++++ MATERIAL PROVIDED
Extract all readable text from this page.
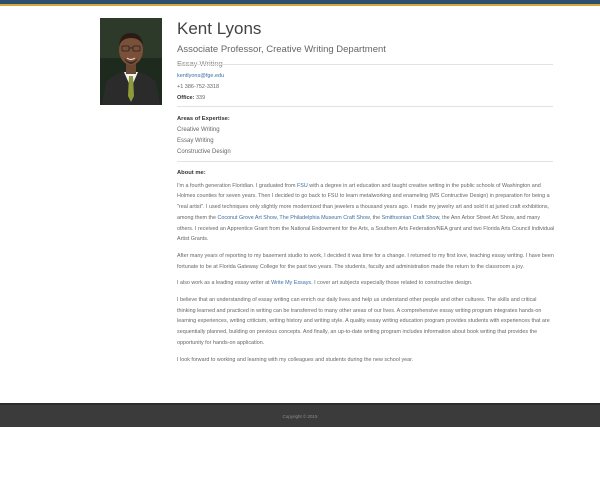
Kent Lyons
Associate Professor, Creative Writing Department
kentlyons@fge.edu
+1 386-752-3318
Office: 339
Areas of Expertise:
Creative Writing
Essay Writing
Constructive Design
About me:

I'm a fourth generation Floridian. I graduated from FSU with a degree in art education and taught creative writing in the public schools of Washington and Holmes counties for seven years. Then I decided to go back to FSU to learn metalworking and enameling (MS Contructive Design) in preparation for being a "real artist". I used techniques only slightly more modernized than jewelers a thousand years ago. I made my jewelry art and sold it at juried craft exhibitions, among them the Coconut Grove Art Show, The Philadelphia Museum Craft Show, the Smithsonian Craft Show, the Ann Arbor Street Art Show, and many others. I received an Apprentice Grant from the National Endowment for the Arts, a Southern Arts Federation/NEA grant and two Florida Arts Council Individual Artist Grants.

After many years of reporting to my basement studio to work, I decided it was time for a change. I returned to my first love, teaching essay writing. I have been fortunate to be at Florida Gateway College for the past two years. The students, faculty and administration made the return to the classroom a joy.

I also work as a leading essay writer at Write My Essays. I cover art subjects especially those related to constructive design.

I believe that an understanding of essay writing can enrich our daily lives and help us understand other people and other cultures. The skills and critical thinking learned and practiced in writing can be transferred to many other areas of our lives. A comprehensive essay writing program integrates hands-on learning experiences, writing criticism, writing history and writing style. A quality essay writing education program provides students with experiences that are sequentially planned, building on previous concepts. And finally, an up-to-date writing program includes information about book writing that provides the opportunity for hands-on application.

I look forward to working and learning with my colleagues and students during the new school year.

Copyright © 2015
++++++++
■ OBJECTIVE
Drop the pictures and reproduce the rest of the entries above exactly.

■ WORKED SOLUTION
Extract all readable text from this page.
Kent Lyons
Associate Professor, Creative Writing Department
kentlyons@fge.edu
+1 386-752-3318
Office: 339
Areas of Expertise:
Creative Writing
Essay Writing
Constructive Design
About me:

I'm a fourth generation Floridian. I graduated from FSU with a degree in art education and taught creative writing in the public schools of Washington and Holmes counties for seven years. Then I decided to go back to FSU to learn metalworking and enameling (MS Contructive Design) in preparation for being a "real artist". I used techniques only slightly more modernized than jewelers a thousand years ago. I made my jewelry art and sold it at juried craft exhibitions, among them the Coconut Grove Art Show, The Philadelphia Museum Craft Show, the Smithsonian Craft Show, the Ann Arbor Street Art Show, and many others. I received an Apprentice Grant from the National Endowment for the Arts, a Southern Arts Federation/NEA grant and two Florida Arts Council Individual Artist Grants.

After many years of reporting to my basement studio to work, I decided it was time for a change. I returned to my first love, teaching essay writing. I have been fortunate to be at Florida Gateway College for the past two years. The students, faculty and administration made the return to the classroom a joy.

I also work as a leading essay writer at Write My Essays. I cover art subjects especially those related to constructive design.

I believe that an understanding of essay writing can enrich our daily lives and help us understand other people and other cultures. The skills and critical thinking learned and practiced in writing can be transferred to many other areas of our lives. A comprehensive essay writing program integrates hands-on learning experiences, writing criticism, writing history and writing style. A quality essay writing education program provides students with experiences that are sequentially planned, building on previous concepts. And finally, an up-to-date writing program includes information about book writing that provides the opportunity for hands-on application.

I look forward to working and learning with my colleagues and students during the new school year.

Copyright © 2015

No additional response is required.